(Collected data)

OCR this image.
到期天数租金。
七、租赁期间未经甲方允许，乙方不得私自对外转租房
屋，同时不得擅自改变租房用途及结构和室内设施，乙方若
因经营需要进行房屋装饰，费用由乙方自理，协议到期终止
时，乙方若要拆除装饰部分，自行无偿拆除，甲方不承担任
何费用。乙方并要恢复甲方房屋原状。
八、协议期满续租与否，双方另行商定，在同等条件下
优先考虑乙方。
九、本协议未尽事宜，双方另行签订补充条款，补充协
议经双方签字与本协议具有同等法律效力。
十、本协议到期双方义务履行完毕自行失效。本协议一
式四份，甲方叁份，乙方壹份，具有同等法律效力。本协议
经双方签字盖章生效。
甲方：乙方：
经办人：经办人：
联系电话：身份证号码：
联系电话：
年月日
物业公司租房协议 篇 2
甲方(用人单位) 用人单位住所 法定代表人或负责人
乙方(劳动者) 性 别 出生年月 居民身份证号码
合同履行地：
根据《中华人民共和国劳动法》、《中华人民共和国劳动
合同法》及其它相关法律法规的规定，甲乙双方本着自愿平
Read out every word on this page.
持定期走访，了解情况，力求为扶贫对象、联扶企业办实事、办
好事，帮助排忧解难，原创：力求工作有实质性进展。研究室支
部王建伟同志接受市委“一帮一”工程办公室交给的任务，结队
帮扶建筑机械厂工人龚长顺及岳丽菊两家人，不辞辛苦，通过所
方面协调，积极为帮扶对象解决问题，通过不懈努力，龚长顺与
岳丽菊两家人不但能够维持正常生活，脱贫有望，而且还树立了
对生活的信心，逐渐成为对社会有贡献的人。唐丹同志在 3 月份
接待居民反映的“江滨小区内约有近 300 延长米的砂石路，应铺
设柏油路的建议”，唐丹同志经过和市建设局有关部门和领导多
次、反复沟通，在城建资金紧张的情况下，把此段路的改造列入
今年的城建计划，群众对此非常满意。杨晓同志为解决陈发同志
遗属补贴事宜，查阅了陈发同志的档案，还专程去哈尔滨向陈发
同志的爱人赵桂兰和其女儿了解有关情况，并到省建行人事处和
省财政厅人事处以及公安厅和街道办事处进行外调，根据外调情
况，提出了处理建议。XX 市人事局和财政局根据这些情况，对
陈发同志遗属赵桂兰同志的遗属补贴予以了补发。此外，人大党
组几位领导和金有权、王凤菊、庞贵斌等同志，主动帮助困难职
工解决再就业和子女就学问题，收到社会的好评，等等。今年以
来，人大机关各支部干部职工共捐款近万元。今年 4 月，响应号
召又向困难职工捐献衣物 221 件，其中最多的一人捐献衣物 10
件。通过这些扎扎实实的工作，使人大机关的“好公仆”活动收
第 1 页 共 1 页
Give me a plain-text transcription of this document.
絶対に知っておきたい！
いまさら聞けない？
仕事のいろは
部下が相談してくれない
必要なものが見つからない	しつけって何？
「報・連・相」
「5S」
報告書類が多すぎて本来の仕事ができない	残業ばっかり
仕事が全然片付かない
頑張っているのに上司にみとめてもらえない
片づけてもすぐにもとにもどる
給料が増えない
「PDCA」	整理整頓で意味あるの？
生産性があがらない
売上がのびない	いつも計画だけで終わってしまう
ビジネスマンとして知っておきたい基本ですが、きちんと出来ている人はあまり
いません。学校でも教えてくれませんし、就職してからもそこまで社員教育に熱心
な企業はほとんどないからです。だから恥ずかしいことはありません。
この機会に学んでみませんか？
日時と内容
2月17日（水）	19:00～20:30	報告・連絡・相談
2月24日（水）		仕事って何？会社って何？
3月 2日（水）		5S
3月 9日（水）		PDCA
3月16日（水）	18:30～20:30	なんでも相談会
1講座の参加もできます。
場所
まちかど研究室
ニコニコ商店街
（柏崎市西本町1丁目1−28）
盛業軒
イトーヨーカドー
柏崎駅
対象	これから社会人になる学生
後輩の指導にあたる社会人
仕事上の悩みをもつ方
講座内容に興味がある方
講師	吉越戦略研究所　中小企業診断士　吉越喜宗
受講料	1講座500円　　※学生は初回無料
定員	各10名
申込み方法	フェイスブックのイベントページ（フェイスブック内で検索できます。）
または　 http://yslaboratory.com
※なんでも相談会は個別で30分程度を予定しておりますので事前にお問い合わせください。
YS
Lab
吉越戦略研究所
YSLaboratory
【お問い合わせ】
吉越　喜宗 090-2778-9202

Set problem: Set down the listing above in full, please, exactly as it appears.

Output for this exercise:
OCR this image.
到期天数租金。
七、租赁期间未经甲方允许，乙方不得私自对外转租房
屋，同时不得擅自改变租房用途及结构和室内设施，乙方若
因经营需要进行房屋装饰，费用由乙方自理，协议到期终止
时，乙方若要拆除装饰部分，自行无偿拆除，甲方不承担任
何费用。乙方并要恢复甲方房屋原状。
八、协议期满续租与否，双方另行商定，在同等条件下
优先考虑乙方。
九、本协议未尽事宜，双方另行签订补充条款，补充协
议经双方签字与本协议具有同等法律效力。
十、本协议到期双方义务履行完毕自行失效。本协议一
式四份，甲方叁份，乙方壹份，具有同等法律效力。本协议
经双方签字盖章生效。
甲方：乙方：
经办人：经办人：
联系电话：身份证号码：
联系电话：
年月日
物业公司租房协议 篇 2
甲方(用人单位) 用人单位住所 法定代表人或负责人
乙方(劳动者) 性 别 出生年月 居民身份证号码
合同履行地：
根据《中华人民共和国劳动法》、《中华人民共和国劳动
合同法》及其它相关法律法规的规定，甲乙双方本着自愿平
Read out every word on this page.
持定期走访，了解情况，力求为扶贫对象、联扶企业办实事、办
好事，帮助排忧解难，原创：力求工作有实质性进展。研究室支
部王建伟同志接受市委“一帮一”工程办公室交给的任务，结队
帮扶建筑机械厂工人龚长顺及岳丽菊两家人，不辞辛苦，通过所
方面协调，积极为帮扶对象解决问题，通过不懈努力，龚长顺与
岳丽菊两家人不但能够维持正常生活，脱贫有望，而且还树立了
对生活的信心，逐渐成为对社会有贡献的人。唐丹同志在 3 月份
接待居民反映的“江滨小区内约有近 300 延长米的砂石路，应铺
设柏油路的建议”，唐丹同志经过和市建设局有关部门和领导多
次、反复沟通，在城建资金紧张的情况下，把此段路的改造列入
今年的城建计划，群众对此非常满意。杨晓同志为解决陈发同志
遗属补贴事宜，查阅了陈发同志的档案，还专程去哈尔滨向陈发
同志的爱人赵桂兰和其女儿了解有关情况，并到省建行人事处和
省财政厅人事处以及公安厅和街道办事处进行外调，根据外调情
况，提出了处理建议。XX 市人事局和财政局根据这些情况，对
陈发同志遗属赵桂兰同志的遗属补贴予以了补发。此外，人大党
组几位领导和金有权、王凤菊、庞贵斌等同志，主动帮助困难职
工解决再就业和子女就学问题，收到社会的好评，等等。今年以
来，人大机关各支部干部职工共捐款近万元。今年 4 月，响应号
召又向困难职工捐献衣物 221 件，其中最多的一人捐献衣物 10
件。通过这些扎扎实实的工作，使人大机关的“好公仆”活动收
第 1 页 共 1 页
Give me a plain-text transcription of this document.
絶対に知っておきたい！
いまさら聞けない？
仕事のいろは
部下が相談してくれない
必要なものが見つからない	しつけって何？
「報・連・相」
「5S」
報告書類が多すぎて本来の仕事ができない	残業ばっかり
仕事が全然片付かない
頑張っているのに上司にみとめてもらえない
片づけてもすぐにもとにもどる
給料が増えない
「PDCA」	整理整頓で意味あるの？
生産性があがらない
売上がのびない	いつも計画だけで終わってしまう
ビジネスマンとして知っておきたい基本ですが、きちんと出来ている人はあまり
いません。学校でも教えてくれませんし、就職してからもそこまで社員教育に熱心
な企業はほとんどないからです。だから恥ずかしいことはありません。
この機会に学んでみませんか？
日時と内容
2月17日（水）	19:00～20:30	報告・連絡・相談
2月24日（水）		仕事って何？会社って何？
3月 2日（水）		5S
3月 9日（水）		PDCA
3月16日（水）	18:30～20:30	なんでも相談会
1講座の参加もできます。
場所
まちかど研究室
ニコニコ商店街
（柏崎市西本町1丁目1−28）
盛業軒
イトーヨーカドー
柏崎駅
対象	これから社会人になる学生
後輩の指導にあたる社会人
仕事上の悩みをもつ方
講座内容に興味がある方
講師	吉越戦略研究所　中小企業診断士　吉越喜宗
受講料	1講座500円　　※学生は初回無料
定員	各10名
申込み方法	フェイスブックのイベントページ（フェイスブック内で検索できます。）
または　 http://yslaboratory.com
※なんでも相談会は個別で30分程度を予定しておりますので事前にお問い合わせください。
YS
Lab
吉越戦略研究所
YSLaboratory
【お問い合わせ】
吉越　喜宗 090-2778-9202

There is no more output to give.